> **GIVEN EXERCISE**: Format every line of the material below as a numbered list, leaving out any blank lines.

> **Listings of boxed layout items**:
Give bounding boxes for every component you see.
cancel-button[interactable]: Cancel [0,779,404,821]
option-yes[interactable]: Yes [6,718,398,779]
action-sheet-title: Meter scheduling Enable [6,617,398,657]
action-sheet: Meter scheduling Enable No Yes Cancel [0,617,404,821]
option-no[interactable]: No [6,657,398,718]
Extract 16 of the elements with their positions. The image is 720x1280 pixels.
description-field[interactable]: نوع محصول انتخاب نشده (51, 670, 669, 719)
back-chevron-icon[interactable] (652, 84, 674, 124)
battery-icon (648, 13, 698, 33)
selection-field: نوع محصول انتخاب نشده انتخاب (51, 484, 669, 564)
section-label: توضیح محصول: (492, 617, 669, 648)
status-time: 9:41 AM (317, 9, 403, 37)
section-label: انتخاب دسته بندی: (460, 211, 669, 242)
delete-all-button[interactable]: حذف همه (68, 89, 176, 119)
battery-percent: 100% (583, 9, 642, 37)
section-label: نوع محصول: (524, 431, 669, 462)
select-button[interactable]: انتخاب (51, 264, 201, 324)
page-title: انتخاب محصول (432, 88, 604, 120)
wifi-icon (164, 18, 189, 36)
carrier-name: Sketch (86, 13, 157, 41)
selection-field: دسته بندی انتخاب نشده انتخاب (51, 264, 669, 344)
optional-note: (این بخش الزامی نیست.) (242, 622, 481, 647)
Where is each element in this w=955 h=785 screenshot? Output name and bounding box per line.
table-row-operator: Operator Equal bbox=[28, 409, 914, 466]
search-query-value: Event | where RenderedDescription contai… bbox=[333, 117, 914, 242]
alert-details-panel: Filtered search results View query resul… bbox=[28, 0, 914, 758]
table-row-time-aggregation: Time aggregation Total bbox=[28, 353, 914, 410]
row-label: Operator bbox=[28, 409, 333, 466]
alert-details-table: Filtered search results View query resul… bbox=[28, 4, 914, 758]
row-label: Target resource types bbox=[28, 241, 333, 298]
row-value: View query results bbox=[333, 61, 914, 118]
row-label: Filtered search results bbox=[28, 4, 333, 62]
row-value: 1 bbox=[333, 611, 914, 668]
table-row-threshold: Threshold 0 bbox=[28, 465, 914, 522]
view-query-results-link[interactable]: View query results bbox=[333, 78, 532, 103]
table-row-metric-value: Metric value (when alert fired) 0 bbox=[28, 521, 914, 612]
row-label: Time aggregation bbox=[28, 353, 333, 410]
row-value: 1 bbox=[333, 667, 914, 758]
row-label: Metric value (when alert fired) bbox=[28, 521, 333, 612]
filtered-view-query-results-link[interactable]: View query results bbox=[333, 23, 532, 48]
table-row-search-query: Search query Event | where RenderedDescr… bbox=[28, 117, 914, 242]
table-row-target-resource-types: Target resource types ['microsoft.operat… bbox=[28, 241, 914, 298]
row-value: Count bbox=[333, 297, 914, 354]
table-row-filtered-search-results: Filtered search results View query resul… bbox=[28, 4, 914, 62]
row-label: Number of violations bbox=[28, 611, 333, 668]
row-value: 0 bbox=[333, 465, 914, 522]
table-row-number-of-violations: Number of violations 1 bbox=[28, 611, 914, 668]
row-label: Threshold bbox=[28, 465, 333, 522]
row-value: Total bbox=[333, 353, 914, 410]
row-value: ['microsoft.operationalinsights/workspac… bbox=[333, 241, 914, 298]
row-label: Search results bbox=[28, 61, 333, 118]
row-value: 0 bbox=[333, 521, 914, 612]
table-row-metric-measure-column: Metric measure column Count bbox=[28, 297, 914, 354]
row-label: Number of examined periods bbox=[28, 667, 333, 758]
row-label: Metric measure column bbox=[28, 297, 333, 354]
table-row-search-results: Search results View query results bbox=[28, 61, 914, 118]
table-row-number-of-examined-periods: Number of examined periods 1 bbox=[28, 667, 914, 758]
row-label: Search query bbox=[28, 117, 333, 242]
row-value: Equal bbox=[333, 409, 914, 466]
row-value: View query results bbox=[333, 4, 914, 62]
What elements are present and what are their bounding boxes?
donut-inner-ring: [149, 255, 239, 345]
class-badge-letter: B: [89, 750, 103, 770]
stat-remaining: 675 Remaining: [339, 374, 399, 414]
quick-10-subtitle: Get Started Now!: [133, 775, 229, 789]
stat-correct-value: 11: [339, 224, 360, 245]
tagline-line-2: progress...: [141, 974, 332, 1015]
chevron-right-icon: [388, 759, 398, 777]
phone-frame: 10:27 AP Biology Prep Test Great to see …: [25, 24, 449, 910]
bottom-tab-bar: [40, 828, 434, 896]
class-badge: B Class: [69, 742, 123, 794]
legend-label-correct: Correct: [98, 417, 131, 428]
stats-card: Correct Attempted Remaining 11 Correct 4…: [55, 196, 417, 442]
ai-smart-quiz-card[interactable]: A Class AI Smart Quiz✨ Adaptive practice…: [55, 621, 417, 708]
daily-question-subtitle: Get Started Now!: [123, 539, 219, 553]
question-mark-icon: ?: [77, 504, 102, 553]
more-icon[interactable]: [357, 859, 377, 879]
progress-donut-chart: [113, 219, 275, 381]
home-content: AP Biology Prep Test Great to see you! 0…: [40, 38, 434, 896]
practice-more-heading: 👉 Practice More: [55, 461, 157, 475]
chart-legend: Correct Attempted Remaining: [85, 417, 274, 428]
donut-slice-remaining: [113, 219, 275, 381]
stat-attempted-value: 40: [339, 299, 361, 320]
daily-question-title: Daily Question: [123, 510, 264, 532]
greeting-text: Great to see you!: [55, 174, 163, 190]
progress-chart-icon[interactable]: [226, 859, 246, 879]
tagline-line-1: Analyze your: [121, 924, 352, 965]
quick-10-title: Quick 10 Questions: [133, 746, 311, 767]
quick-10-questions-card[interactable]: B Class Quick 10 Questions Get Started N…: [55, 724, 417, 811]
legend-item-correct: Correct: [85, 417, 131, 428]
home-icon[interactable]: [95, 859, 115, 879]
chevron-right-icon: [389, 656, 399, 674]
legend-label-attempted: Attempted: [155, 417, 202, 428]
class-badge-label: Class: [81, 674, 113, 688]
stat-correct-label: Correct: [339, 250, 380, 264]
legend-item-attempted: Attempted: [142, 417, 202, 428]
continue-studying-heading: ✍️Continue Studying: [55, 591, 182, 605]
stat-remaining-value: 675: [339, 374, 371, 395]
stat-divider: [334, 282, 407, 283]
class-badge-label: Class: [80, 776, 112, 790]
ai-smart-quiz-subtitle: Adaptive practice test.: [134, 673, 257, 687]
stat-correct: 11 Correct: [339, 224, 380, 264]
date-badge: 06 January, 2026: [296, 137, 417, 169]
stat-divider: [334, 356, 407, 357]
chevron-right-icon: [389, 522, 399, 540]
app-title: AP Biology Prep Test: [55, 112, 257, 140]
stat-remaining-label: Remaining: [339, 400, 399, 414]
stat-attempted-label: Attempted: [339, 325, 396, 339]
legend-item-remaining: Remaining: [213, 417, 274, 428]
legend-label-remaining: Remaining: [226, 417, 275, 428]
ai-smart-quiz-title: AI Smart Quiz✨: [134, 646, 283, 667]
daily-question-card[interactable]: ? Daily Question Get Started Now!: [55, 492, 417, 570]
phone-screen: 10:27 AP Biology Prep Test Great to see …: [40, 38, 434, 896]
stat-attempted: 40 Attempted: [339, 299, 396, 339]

> **THE RESULT**:
1. Give bounding boxes for every component you see.
2. cancel-button[interactable]: Cancel [0,779,404,821]
3. option-yes[interactable]: Yes [6,718,398,779]
4. action-sheet-title: Meter scheduling Enable [6,617,398,657]
5. action-sheet: Meter scheduling Enable No Yes Cancel [0,617,404,821]
6. option-no[interactable]: No [6,657,398,718]
7. Extract 16 of the elements with their positions. The image is 720x1280 pixels.
8. description-field[interactable]: نوع محصول انتخاب نشده (51, 670, 669, 719)
9. back-chevron-icon[interactable] (652, 84, 674, 124)
10. battery-icon (648, 13, 698, 33)
11. selection-field: نوع محصول انتخاب نشده انتخاب (51, 484, 669, 564)
12. section-label: توضیح محصول: (492, 617, 669, 648)
13. status-time: 9:41 AM (317, 9, 403, 37)
14. section-label: انتخاب دسته بندی: (460, 211, 669, 242)
15. delete-all-button[interactable]: حذف همه (68, 89, 176, 119)
16. battery-percent: 100% (583, 9, 642, 37)
17. section-label: نوع محصول: (524, 431, 669, 462)
18. select-button[interactable]: انتخاب (51, 264, 201, 324)
19. page-title: انتخاب محصول (432, 88, 604, 120)
20. wifi-icon (164, 18, 189, 36)
21. carrier-name: Sketch (86, 13, 157, 41)
22. selection-field: دسته بندی انتخاب نشده انتخاب (51, 264, 669, 344)
23. optional-note: (این بخش الزامی نیست.) (242, 622, 481, 647)
24. Where is each element in this w=955 h=785 screenshot? Output name and bounding box per line.
25. table-row-operator: Operator Equal bbox=[28, 409, 914, 466]
26. search-query-value: Event | where RenderedDescription contai… bbox=[333, 117, 914, 242]
27. alert-details-panel: Filtered search results View query resul… bbox=[28, 0, 914, 758]
28. table-row-time-aggregation: Time aggregation Total bbox=[28, 353, 914, 410]
29. row-label: Operator bbox=[28, 409, 333, 466]
30. alert-details-table: Filtered search results View query resul… bbox=[28, 4, 914, 758]
31. row-label: Target resource types bbox=[28, 241, 333, 298]
32. row-value: View query results bbox=[333, 61, 914, 118]
33. row-label: Filtered search results bbox=[28, 4, 333, 62]
34. row-value: 1 bbox=[333, 611, 914, 668]
35. table-row-threshold: Threshold 0 bbox=[28, 465, 914, 522]
36. view-query-results-link[interactable]: View query results bbox=[333, 78, 532, 103]
37. table-row-metric-value: Metric value (when alert fired) 0 bbox=[28, 521, 914, 612]
38. row-label: Time aggregation bbox=[28, 353, 333, 410]
39. row-value: 1 bbox=[333, 667, 914, 758]
40. row-label: Metric value (when alert fired) bbox=[28, 521, 333, 612]
41. filtered-view-query-results-link[interactable]: View query results bbox=[333, 23, 532, 48]
42. table-row-search-query: Search query Event | where RenderedDescr… bbox=[28, 117, 914, 242]
43. table-row-target-resource-types: Target resource types ['microsoft.operat… bbox=[28, 241, 914, 298]
44. row-value: Count bbox=[333, 297, 914, 354]
45. table-row-filtered-search-results: Filtered search results View query resul… bbox=[28, 4, 914, 62]
46. row-label: Number of violations bbox=[28, 611, 333, 668]
47. row-value: 0 bbox=[333, 465, 914, 522]
48. table-row-number-of-violations: Number of violations 1 bbox=[28, 611, 914, 668]
49. row-label: Threshold bbox=[28, 465, 333, 522]
50. row-value: Total bbox=[333, 353, 914, 410]
51. row-value: ['microsoft.operationalinsights/workspac… bbox=[333, 241, 914, 298]
52. row-label: Search results bbox=[28, 61, 333, 118]
53. row-value: 0 bbox=[333, 521, 914, 612]
54. table-row-metric-measure-column: Metric measure column Count bbox=[28, 297, 914, 354]
55. row-label: Number of examined periods bbox=[28, 667, 333, 758]
56. row-label: Metric measure column bbox=[28, 297, 333, 354]
57. table-row-search-results: Search results View query results bbox=[28, 61, 914, 118]
58. table-row-number-of-examined-periods: Number of examined periods 1 bbox=[28, 667, 914, 758]
59. row-label: Search query bbox=[28, 117, 333, 242]
60. row-value: Equal bbox=[333, 409, 914, 466]
61. row-value: View query results bbox=[333, 4, 914, 62]
62. What elements are present and what are their bounding boxes?
63. donut-inner-ring: [149, 255, 239, 345]
64. class-badge-letter: B: [89, 750, 103, 770]
65. stat-remaining: 675 Remaining: [339, 374, 399, 414]
66. quick-10-subtitle: Get Started Now!: [133, 775, 229, 789]
67. stat-correct-value: 11: [339, 224, 360, 245]
68. tagline-line-2: progress...: [141, 974, 332, 1015]
69. chevron-right-icon: [388, 759, 398, 777]
70. phone-frame: 10:27 AP Biology Prep Test Great to see …: [25, 24, 449, 910]
71. bottom-tab-bar: [40, 828, 434, 896]
72. class-badge: B Class: [69, 742, 123, 794]
73. legend-label-correct: Correct: [98, 417, 131, 428]
74. stats-card: Correct Attempted Remaining 11 Correct 4…: [55, 196, 417, 442]
75. ai-smart-quiz-card[interactable]: A Class AI Smart Quiz✨ Adaptive practice…: [55, 621, 417, 708]
76. daily-question-subtitle: Get Started Now!: [123, 539, 219, 553]
77. question-mark-icon: ?: [77, 504, 102, 553]
78. more-icon[interactable]: [357, 859, 377, 879]
79. progress-donut-chart: [113, 219, 275, 381]
80. home-content: AP Biology Prep Test Great to see you! 0…: [40, 38, 434, 896]
81. practice-more-heading: 👉 Practice More: [55, 461, 157, 475]
82. chart-legend: Correct Attempted Remaining: [85, 417, 274, 428]
83. donut-slice-remaining: [113, 219, 275, 381]
84. stat-attempted-value: 40: [339, 299, 361, 320]
85. daily-question-title: Daily Question: [123, 510, 264, 532]
86. greeting-text: Great to see you!: [55, 174, 163, 190]
87. progress-chart-icon[interactable]: [226, 859, 246, 879]
88. tagline-line-1: Analyze your: [121, 924, 352, 965]
89. quick-10-title: Quick 10 Questions: [133, 746, 311, 767]
90. quick-10-questions-card[interactable]: B Class Quick 10 Questions Get Started N…: [55, 724, 417, 811]
91. legend-item-correct: Correct: [85, 417, 131, 428]
92. home-icon[interactable]: [95, 859, 115, 879]
93. chevron-right-icon: [389, 656, 399, 674]
94. legend-label-attempted: Attempted: [155, 417, 202, 428]
95. class-badge-label: Class: [81, 674, 113, 688]
96. stat-correct-label: Correct: [339, 250, 380, 264]
97. legend-item-attempted: Attempted: [142, 417, 202, 428]
98. continue-studying-heading: ✍️Continue Studying: [55, 591, 182, 605]
99. stat-remaining-value: 675: [339, 374, 371, 395]
100. stat-divider: [334, 282, 407, 283]
101. class-badge-label: Class: [80, 776, 112, 790]
102. ai-smart-quiz-subtitle: Adaptive practice test.: [134, 673, 257, 687]
103. stat-correct: 11 Correct: [339, 224, 380, 264]
104. date-badge: 06 January, 2026: [296, 137, 417, 169]
105. stat-divider: [334, 356, 407, 357]
106. chevron-right-icon: [389, 522, 399, 540]
107. app-title: AP Biology Prep Test: [55, 112, 257, 140]
108. stat-remaining-label: Remaining: [339, 400, 399, 414]
109. stat-attempted-label: Attempted: [339, 325, 396, 339]
110. legend-item-remaining: Remaining: [213, 417, 274, 428]
111. legend-label-remaining: Remaining: [226, 417, 275, 428]
112. ai-smart-quiz-title: AI Smart Quiz✨: [134, 646, 283, 667]
113. daily-question-card[interactable]: ? Daily Question Get Started Now!: [55, 492, 417, 570]
114. phone-screen: 10:27 AP Biology Prep Test Great to see …: [40, 38, 434, 896]
115. stat-attempted: 40 Attempted: [339, 299, 396, 339]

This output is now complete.